SET TASK: Can you reproduce every row below word for word, omitting the pictures?

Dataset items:

%%

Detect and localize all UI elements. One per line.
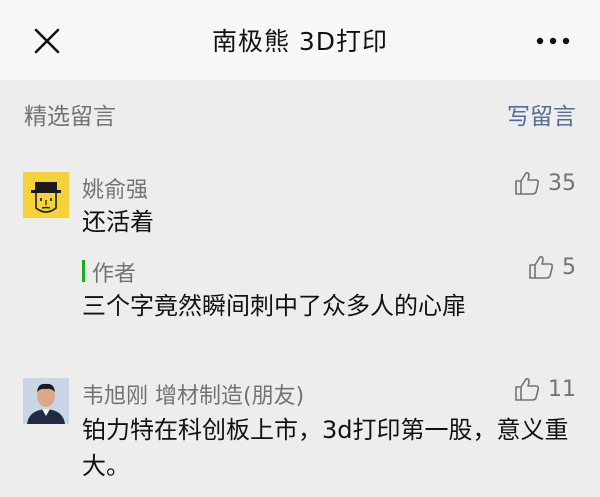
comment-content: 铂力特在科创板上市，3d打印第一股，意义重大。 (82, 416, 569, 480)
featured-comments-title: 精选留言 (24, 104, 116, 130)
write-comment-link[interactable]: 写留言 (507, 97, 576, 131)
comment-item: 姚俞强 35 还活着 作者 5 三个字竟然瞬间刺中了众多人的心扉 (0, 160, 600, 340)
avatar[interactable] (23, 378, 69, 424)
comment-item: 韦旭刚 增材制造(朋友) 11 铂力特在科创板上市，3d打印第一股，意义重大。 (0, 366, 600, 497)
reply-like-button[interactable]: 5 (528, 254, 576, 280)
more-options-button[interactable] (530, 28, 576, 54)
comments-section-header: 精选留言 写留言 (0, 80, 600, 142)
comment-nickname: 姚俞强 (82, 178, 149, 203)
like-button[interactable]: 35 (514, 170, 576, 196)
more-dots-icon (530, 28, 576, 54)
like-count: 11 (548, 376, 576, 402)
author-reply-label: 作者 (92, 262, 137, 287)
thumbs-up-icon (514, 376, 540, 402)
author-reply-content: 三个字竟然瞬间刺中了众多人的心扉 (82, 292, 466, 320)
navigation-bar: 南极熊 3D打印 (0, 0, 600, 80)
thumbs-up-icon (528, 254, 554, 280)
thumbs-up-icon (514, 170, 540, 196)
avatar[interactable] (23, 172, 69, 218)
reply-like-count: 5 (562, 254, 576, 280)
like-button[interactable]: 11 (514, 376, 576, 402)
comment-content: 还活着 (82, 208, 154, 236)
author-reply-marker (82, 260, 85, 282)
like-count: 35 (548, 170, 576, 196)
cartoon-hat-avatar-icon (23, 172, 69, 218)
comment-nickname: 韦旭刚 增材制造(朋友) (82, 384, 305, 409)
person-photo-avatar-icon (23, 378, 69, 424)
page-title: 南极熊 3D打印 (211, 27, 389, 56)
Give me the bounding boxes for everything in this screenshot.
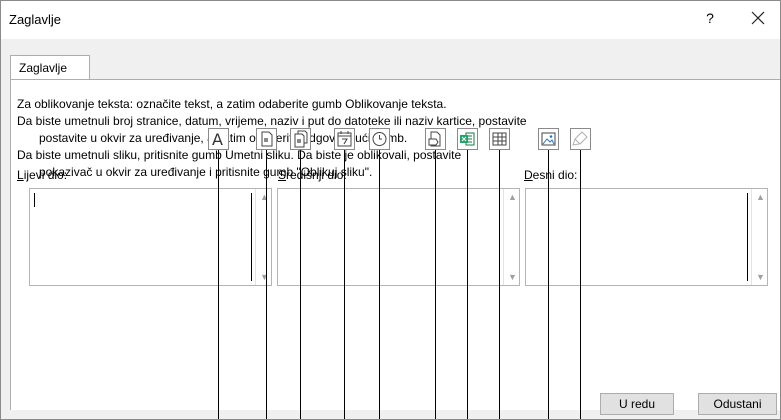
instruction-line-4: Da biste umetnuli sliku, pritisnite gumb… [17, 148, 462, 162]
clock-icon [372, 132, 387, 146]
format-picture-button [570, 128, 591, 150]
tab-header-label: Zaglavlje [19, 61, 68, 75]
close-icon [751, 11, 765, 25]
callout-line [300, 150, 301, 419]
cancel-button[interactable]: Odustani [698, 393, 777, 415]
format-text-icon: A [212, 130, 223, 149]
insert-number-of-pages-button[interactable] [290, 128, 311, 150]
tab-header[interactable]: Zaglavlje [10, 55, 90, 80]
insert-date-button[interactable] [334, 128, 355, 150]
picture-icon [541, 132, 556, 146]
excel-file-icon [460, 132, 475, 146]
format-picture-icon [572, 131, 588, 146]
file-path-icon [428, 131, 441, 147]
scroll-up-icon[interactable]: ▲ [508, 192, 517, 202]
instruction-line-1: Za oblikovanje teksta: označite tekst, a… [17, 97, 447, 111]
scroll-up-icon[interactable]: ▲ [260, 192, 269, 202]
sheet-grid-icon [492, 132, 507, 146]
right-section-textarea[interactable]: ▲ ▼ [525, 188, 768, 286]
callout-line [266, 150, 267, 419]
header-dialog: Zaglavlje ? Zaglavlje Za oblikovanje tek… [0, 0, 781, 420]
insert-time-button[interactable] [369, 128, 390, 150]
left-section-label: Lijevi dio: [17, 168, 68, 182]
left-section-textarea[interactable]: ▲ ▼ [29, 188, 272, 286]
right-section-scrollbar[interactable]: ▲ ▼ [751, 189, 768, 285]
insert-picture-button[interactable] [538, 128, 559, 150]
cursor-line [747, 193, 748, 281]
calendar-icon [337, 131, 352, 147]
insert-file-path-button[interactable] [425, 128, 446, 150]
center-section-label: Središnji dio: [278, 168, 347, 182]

%%

CORRECT ANSWER:
Detect and localize all UI elements. One per line.
comment-content: 铂力特在科创板上市，3d打印第一股，意义重大。 (82, 416, 569, 480)
featured-comments-title: 精选留言 (24, 104, 116, 130)
write-comment-link[interactable]: 写留言 (507, 97, 576, 131)
comment-item: 姚俞强 35 还活着 作者 5 三个字竟然瞬间刺中了众多人的心扉 (0, 160, 600, 340)
avatar[interactable] (23, 378, 69, 424)
comment-item: 韦旭刚 增材制造(朋友) 11 铂力特在科创板上市，3d打印第一股，意义重大。 (0, 366, 600, 497)
reply-like-button[interactable]: 5 (528, 254, 576, 280)
more-options-button[interactable] (530, 28, 576, 54)
comments-section-header: 精选留言 写留言 (0, 80, 600, 142)
comment-nickname: 姚俞强 (82, 178, 149, 203)
like-button[interactable]: 35 (514, 170, 576, 196)
more-dots-icon (530, 28, 576, 54)
like-count: 11 (548, 376, 576, 402)
author-reply-label: 作者 (92, 262, 137, 287)
thumbs-up-icon (514, 376, 540, 402)
author-reply-content: 三个字竟然瞬间刺中了众多人的心扉 (82, 292, 466, 320)
navigation-bar: 南极熊 3D打印 (0, 0, 600, 80)
thumbs-up-icon (528, 254, 554, 280)
thumbs-up-icon (514, 170, 540, 196)
avatar[interactable] (23, 172, 69, 218)
reply-like-count: 5 (562, 254, 576, 280)
like-button[interactable]: 11 (514, 376, 576, 402)
comment-content: 还活着 (82, 208, 154, 236)
author-reply-marker (82, 260, 85, 282)
like-count: 35 (548, 170, 576, 196)
cartoon-hat-avatar-icon (23, 172, 69, 218)
comment-nickname: 韦旭刚 增材制造(朋友) (82, 384, 305, 409)
person-photo-avatar-icon (23, 378, 69, 424)
page-title: 南极熊 3D打印 (211, 27, 389, 56)
Give me the bounding boxes for everything in this screenshot.
instruction-line-4: Da biste umetnuli sliku, pritisnite gumb… [17, 148, 462, 162]
clock-icon [372, 132, 387, 146]
format-picture-button [570, 128, 591, 150]
tab-header-label: Zaglavlje [19, 61, 68, 75]
close-icon [751, 11, 765, 25]
callout-line [300, 150, 301, 419]
cancel-button[interactable]: Odustani [698, 393, 777, 415]
format-text-icon: A [212, 130, 223, 149]
insert-number-of-pages-button[interactable] [290, 128, 311, 150]
tab-header[interactable]: Zaglavlje [10, 55, 90, 80]
insert-date-button[interactable] [334, 128, 355, 150]
picture-icon [541, 132, 556, 146]
excel-file-icon [460, 132, 475, 146]
format-picture-icon [572, 131, 588, 146]
file-path-icon [428, 131, 441, 147]
scroll-up-icon[interactable]: ▲ [508, 192, 517, 202]
instruction-line-1: Za oblikovanje teksta: označite tekst, a… [17, 97, 447, 111]
scroll-up-icon[interactable]: ▲ [260, 192, 269, 202]
sheet-grid-icon [492, 132, 507, 146]
right-section-textarea[interactable]: ▲ ▼ [525, 188, 768, 286]
callout-line [266, 150, 267, 419]
header-dialog: Zaglavlje ? Zaglavlje Za oblikovanje tek… [0, 0, 781, 420]
insert-time-button[interactable] [369, 128, 390, 150]
left-section-label: Lijevi dio: [17, 168, 68, 182]
left-section-textarea[interactable]: ▲ ▼ [29, 188, 272, 286]
right-section-scrollbar[interactable]: ▲ ▼ [751, 189, 768, 285]
insert-picture-button[interactable] [538, 128, 559, 150]
cursor-line [747, 193, 748, 281]
calendar-icon [337, 131, 352, 147]
insert-file-path-button[interactable] [425, 128, 446, 150]
center-section-label: Središnji dio: [278, 168, 347, 182]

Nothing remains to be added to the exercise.